» **Exercise prompt**: Pull out every line below that contains the word "name".

[Entries taken from a collection]
::::
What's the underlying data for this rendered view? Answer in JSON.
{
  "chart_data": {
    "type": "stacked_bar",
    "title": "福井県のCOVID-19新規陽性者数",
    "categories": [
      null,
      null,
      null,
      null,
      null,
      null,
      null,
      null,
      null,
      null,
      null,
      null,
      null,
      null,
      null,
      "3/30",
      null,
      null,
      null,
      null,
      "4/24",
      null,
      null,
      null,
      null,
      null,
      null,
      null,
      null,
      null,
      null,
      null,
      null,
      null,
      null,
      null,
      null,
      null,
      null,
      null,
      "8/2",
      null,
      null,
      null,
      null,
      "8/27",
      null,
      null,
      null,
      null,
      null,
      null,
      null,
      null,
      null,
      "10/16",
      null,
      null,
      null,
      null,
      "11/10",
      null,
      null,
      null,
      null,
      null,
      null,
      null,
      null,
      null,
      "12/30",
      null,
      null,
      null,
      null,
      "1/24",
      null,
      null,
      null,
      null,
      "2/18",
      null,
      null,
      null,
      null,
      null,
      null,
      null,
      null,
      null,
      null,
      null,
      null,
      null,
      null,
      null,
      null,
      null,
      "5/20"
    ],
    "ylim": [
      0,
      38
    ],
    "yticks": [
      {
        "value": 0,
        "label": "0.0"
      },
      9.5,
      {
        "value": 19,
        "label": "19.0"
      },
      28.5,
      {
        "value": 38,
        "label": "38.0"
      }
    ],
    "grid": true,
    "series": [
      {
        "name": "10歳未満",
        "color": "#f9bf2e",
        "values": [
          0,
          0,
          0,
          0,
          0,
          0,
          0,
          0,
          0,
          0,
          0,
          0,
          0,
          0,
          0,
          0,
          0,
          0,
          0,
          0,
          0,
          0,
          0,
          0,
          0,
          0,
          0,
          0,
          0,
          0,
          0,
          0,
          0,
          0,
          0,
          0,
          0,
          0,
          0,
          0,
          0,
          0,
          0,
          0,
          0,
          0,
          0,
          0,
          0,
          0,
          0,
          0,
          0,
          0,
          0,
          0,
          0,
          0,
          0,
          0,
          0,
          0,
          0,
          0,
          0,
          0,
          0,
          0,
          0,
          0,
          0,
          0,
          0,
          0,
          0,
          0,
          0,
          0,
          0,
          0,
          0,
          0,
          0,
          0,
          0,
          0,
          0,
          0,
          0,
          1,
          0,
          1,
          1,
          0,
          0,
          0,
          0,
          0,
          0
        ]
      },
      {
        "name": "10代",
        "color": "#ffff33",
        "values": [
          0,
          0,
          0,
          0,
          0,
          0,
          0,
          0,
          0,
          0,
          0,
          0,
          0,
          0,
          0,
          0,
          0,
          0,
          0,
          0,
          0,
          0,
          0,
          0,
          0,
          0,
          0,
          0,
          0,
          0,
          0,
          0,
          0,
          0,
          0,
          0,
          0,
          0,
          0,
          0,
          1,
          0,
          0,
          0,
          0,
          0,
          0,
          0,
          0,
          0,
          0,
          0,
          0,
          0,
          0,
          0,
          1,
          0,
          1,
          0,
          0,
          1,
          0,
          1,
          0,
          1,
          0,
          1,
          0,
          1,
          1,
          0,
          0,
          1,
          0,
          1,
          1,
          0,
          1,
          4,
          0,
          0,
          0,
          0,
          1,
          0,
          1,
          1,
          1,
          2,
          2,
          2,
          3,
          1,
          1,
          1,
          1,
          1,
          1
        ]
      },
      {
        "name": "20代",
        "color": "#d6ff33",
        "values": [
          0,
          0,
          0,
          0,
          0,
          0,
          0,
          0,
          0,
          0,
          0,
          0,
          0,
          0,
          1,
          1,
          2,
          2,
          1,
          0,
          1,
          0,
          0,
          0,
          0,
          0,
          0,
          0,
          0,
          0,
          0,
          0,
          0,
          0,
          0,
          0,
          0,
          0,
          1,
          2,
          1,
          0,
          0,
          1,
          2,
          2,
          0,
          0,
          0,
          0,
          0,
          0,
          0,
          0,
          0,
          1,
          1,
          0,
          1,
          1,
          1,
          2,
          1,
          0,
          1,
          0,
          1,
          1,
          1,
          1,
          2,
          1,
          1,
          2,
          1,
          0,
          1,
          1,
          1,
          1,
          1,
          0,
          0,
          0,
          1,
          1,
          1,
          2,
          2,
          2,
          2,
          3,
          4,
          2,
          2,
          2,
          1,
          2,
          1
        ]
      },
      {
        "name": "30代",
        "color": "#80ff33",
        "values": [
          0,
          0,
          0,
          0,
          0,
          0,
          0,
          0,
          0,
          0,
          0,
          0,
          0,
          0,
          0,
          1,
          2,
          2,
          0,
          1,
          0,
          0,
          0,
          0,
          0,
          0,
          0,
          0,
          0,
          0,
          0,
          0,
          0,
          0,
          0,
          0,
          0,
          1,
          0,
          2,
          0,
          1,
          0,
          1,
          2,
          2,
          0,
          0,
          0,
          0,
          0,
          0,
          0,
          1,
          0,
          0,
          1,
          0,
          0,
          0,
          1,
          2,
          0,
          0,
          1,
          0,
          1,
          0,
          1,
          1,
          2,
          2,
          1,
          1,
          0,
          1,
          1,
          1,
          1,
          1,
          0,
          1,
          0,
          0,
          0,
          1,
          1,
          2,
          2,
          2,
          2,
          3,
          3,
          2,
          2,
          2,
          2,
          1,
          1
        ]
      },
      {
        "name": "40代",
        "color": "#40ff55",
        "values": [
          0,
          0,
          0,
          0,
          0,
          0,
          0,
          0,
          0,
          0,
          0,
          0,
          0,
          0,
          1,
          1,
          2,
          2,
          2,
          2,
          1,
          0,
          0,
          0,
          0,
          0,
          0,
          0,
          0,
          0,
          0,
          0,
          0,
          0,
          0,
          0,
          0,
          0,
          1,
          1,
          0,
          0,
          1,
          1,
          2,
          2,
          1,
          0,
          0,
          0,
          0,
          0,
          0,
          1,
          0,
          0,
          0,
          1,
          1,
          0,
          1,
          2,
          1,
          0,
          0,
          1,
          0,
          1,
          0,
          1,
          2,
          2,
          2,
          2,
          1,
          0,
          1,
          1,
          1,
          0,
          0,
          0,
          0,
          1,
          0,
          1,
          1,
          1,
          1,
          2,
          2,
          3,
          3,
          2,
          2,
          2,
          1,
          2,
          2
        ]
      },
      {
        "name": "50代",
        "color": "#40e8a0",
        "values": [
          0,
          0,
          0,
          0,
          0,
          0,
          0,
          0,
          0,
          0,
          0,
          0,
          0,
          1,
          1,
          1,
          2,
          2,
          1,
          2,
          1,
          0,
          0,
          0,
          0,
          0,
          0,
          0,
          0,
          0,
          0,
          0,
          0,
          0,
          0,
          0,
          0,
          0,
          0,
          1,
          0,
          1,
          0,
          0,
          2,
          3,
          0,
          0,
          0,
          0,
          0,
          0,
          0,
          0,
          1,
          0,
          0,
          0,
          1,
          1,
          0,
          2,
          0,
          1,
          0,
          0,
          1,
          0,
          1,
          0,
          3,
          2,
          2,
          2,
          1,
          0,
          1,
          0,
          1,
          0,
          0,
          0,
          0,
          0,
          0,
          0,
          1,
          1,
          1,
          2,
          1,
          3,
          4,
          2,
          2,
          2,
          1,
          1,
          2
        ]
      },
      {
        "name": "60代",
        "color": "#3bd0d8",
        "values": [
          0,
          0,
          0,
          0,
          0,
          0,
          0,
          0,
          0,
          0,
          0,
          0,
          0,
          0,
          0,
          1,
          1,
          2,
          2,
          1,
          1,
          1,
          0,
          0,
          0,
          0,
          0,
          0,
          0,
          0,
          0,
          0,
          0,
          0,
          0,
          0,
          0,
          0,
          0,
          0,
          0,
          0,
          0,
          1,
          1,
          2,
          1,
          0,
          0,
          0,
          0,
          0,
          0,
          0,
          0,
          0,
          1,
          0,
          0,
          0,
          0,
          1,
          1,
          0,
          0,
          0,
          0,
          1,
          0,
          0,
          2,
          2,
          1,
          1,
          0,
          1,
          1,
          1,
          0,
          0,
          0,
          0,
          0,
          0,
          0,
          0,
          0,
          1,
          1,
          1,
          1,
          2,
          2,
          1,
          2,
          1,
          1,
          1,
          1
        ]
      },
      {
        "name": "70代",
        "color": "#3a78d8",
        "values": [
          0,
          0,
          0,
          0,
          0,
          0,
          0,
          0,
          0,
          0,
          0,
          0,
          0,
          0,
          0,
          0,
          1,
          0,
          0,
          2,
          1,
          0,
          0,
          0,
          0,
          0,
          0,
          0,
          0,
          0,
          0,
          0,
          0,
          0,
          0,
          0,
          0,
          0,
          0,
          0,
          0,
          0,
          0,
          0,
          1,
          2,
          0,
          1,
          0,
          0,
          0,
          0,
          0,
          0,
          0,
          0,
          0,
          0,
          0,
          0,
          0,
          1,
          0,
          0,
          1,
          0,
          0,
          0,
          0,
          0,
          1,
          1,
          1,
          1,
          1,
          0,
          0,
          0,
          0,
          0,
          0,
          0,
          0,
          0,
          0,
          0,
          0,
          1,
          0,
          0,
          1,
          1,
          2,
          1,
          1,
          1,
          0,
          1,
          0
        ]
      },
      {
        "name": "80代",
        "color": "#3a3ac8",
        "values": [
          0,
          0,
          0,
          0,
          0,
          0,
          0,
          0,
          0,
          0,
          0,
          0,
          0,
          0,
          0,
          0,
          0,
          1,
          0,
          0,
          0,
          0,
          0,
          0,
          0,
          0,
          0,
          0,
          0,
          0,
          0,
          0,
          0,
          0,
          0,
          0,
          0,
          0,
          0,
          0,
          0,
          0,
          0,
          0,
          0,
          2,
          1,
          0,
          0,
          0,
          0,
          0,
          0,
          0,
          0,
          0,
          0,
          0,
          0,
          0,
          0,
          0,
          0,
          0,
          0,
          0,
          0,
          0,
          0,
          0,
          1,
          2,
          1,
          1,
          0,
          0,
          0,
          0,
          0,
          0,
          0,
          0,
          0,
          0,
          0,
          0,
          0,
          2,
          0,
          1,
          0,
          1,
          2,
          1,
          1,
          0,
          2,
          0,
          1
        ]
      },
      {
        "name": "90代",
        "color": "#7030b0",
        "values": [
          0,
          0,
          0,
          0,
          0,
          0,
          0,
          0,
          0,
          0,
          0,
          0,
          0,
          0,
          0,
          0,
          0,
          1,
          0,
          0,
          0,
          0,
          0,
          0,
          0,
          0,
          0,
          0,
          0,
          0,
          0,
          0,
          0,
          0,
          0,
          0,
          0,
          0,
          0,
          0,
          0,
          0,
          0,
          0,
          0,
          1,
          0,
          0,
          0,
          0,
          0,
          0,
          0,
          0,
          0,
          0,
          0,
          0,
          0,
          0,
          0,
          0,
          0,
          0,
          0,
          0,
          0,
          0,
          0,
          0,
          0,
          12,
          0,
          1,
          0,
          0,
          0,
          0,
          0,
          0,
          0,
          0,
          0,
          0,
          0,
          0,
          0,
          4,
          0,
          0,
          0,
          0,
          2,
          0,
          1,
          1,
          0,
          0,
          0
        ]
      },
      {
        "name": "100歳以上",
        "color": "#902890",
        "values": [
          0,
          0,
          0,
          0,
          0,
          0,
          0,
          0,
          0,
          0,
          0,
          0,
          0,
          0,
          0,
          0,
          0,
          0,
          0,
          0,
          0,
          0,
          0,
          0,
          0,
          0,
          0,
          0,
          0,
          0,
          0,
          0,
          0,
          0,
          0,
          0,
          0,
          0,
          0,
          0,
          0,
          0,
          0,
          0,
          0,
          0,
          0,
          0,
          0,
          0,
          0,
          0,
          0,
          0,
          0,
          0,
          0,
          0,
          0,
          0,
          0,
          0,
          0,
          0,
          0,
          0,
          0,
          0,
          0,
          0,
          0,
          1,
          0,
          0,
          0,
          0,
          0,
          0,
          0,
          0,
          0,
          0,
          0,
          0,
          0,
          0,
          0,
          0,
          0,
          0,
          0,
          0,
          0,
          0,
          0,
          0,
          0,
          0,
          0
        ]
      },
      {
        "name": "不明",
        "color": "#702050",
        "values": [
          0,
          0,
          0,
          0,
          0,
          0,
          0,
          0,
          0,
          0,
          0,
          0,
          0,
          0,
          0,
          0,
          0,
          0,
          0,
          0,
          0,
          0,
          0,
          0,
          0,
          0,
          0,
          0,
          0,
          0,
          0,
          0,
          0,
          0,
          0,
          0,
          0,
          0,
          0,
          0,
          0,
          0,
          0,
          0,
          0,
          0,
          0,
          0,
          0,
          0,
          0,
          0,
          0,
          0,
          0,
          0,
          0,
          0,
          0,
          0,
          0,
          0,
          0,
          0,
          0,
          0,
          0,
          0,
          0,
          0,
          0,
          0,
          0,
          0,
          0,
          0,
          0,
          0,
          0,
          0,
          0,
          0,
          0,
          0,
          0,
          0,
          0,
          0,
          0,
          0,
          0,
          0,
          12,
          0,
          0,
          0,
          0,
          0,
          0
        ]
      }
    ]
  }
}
::::
» **Task output**:
        "name": "10歳未満",
        "name": "10代",
        "name": "20代",
        "name": "30代",
        "name": "40代",
        "name": "50代",
        "name": "60代",
        "name": "70代",
        "name": "80代",
        "name": "90代",
        "name": "100歳以上",
        "name": "不明",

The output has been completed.